»»

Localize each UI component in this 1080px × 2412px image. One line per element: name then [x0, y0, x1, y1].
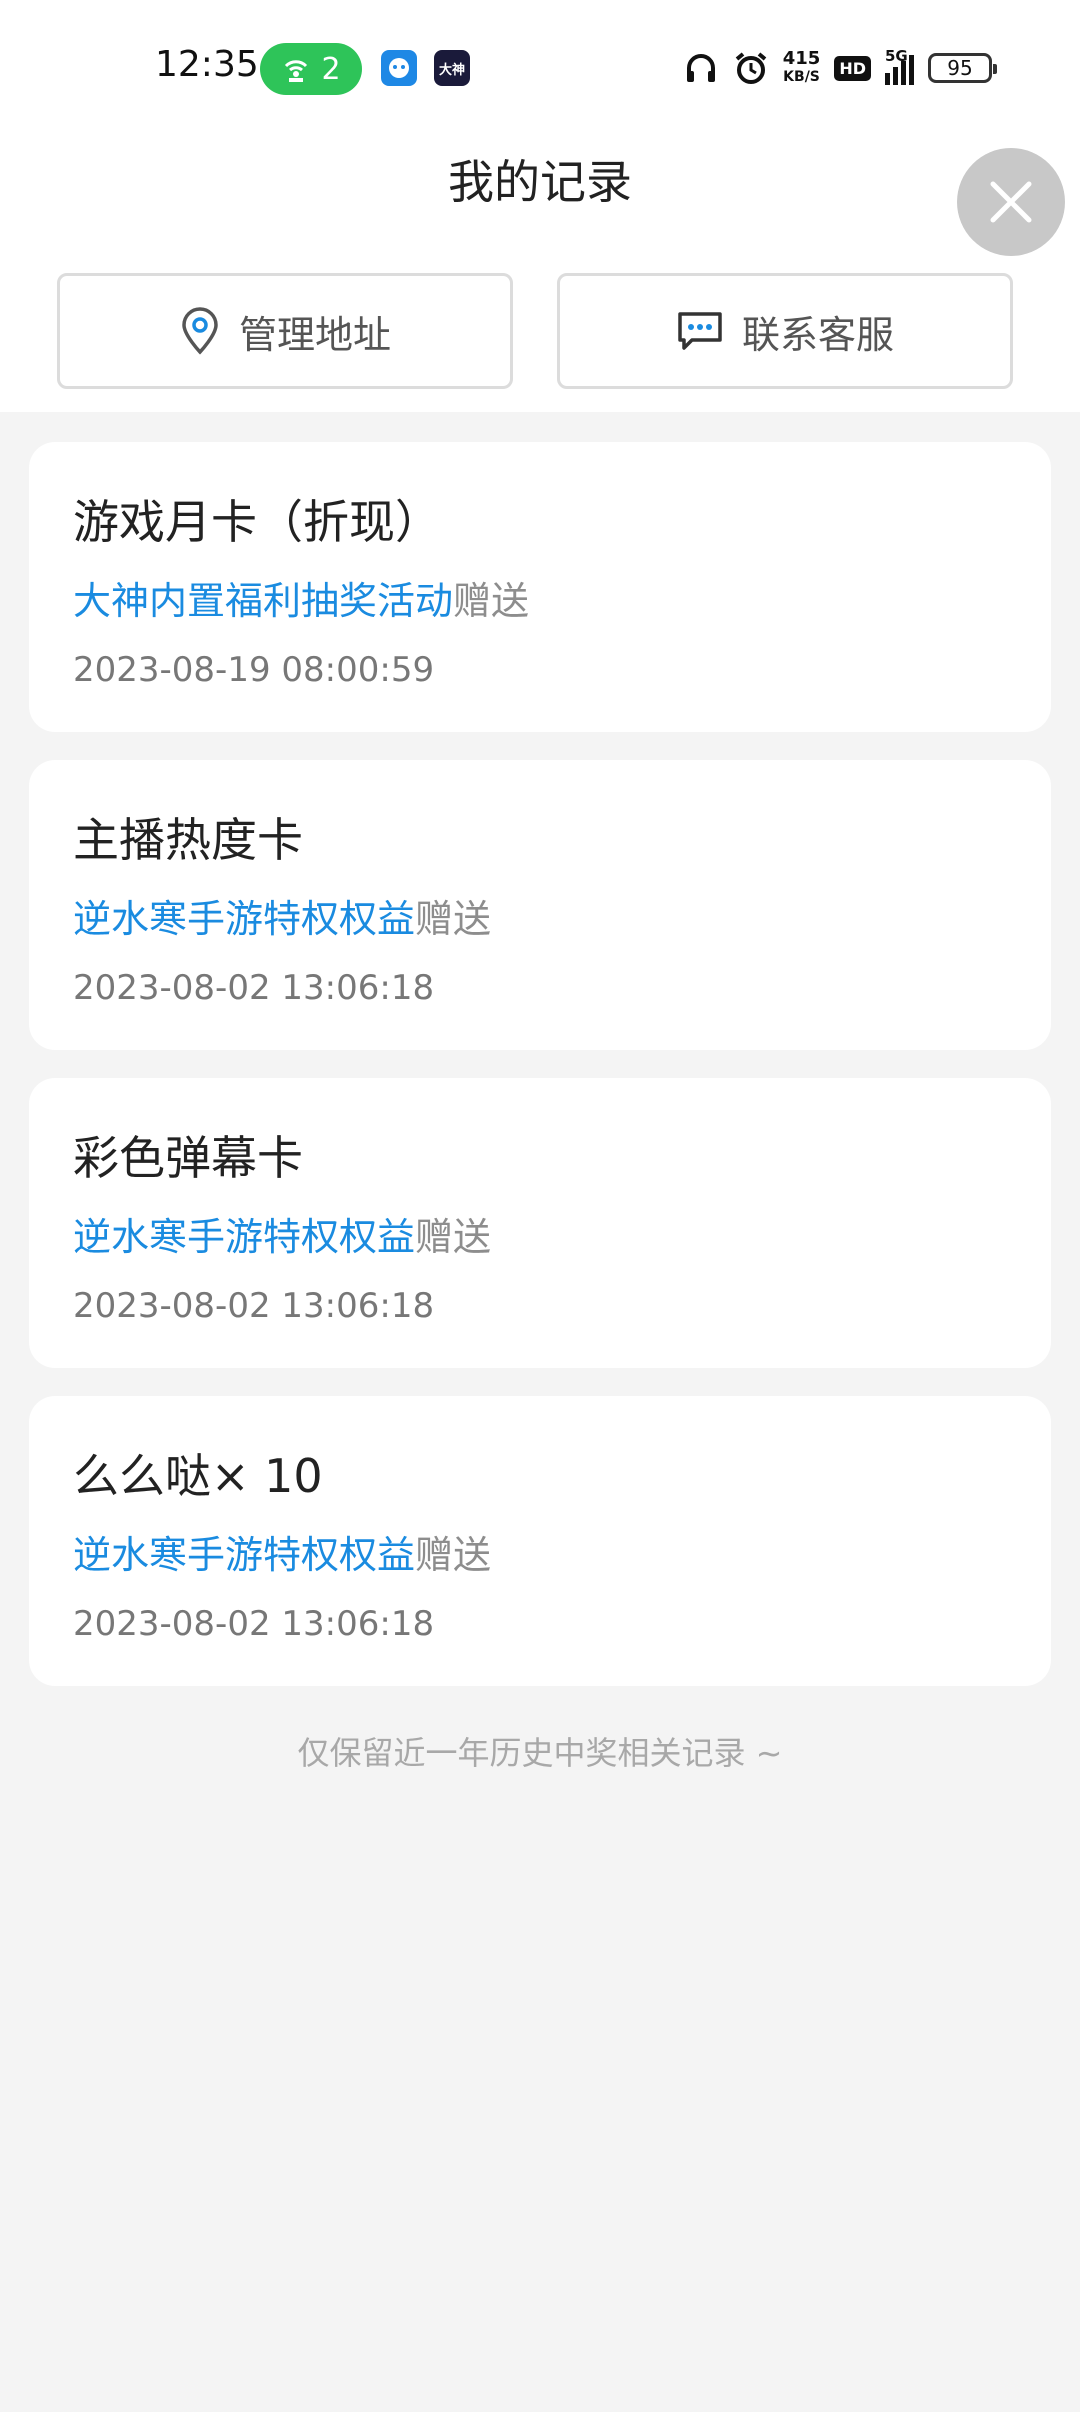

««
»»

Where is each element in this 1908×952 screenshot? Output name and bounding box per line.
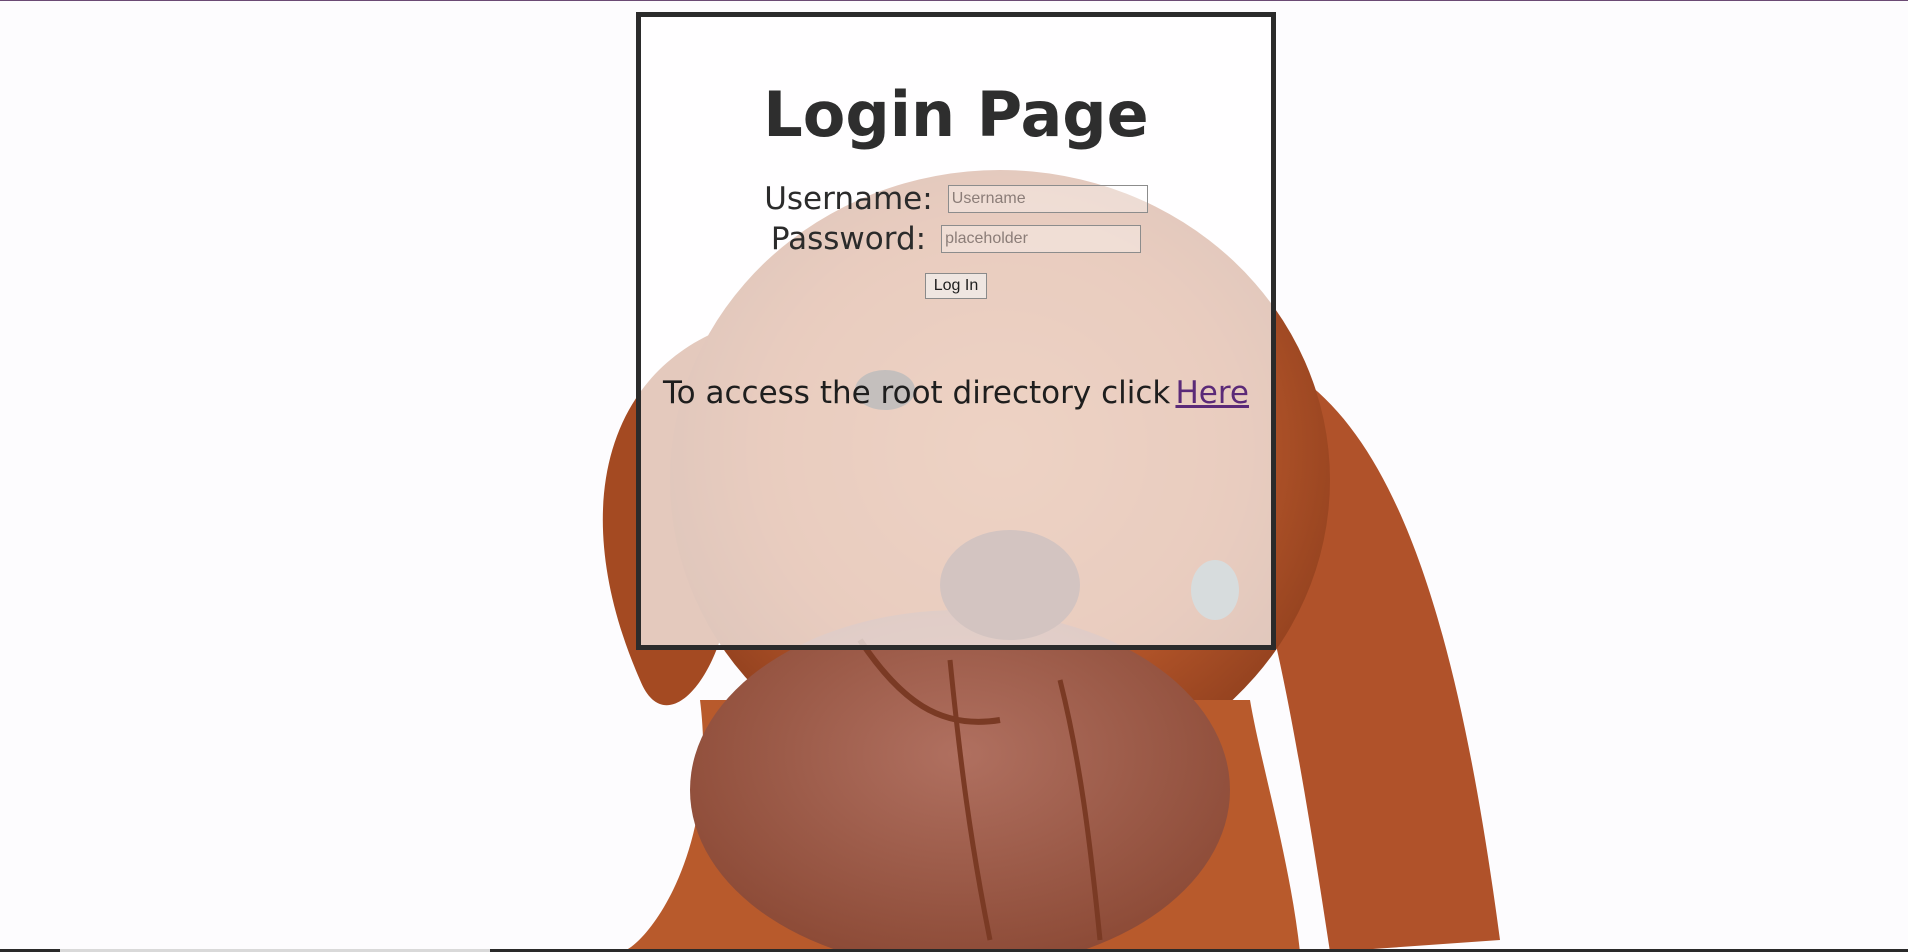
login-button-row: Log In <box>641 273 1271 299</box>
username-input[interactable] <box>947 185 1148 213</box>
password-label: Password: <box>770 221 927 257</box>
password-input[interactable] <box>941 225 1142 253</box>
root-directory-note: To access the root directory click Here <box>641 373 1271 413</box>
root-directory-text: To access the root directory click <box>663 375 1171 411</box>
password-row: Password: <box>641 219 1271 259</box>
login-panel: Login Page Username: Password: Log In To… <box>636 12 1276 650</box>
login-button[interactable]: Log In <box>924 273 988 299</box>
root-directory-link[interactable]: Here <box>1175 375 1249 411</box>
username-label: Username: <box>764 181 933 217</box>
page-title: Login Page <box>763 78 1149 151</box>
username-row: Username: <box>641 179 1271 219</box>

««

**WRITTEN EXERCISE:**
Return the material from the line containing "Where is each" through the line containing "login-panel: Login Page", inclusive, character for character. Leave the pictures out.

**ANSWER TO THIS PROBLEM:**
Where is each element in this 1908×952 screenshot? Output name and bounding box per line.
login-button-row: Log In <box>641 273 1271 299</box>
username-input[interactable] <box>947 185 1148 213</box>
password-label: Password: <box>770 221 927 257</box>
password-input[interactable] <box>941 225 1142 253</box>
root-directory-note: To access the root directory click Here <box>641 373 1271 413</box>
root-directory-text: To access the root directory click <box>663 375 1171 411</box>
password-row: Password: <box>641 219 1271 259</box>
login-panel: Login Page Username: Password: Log In To… <box>636 12 1276 650</box>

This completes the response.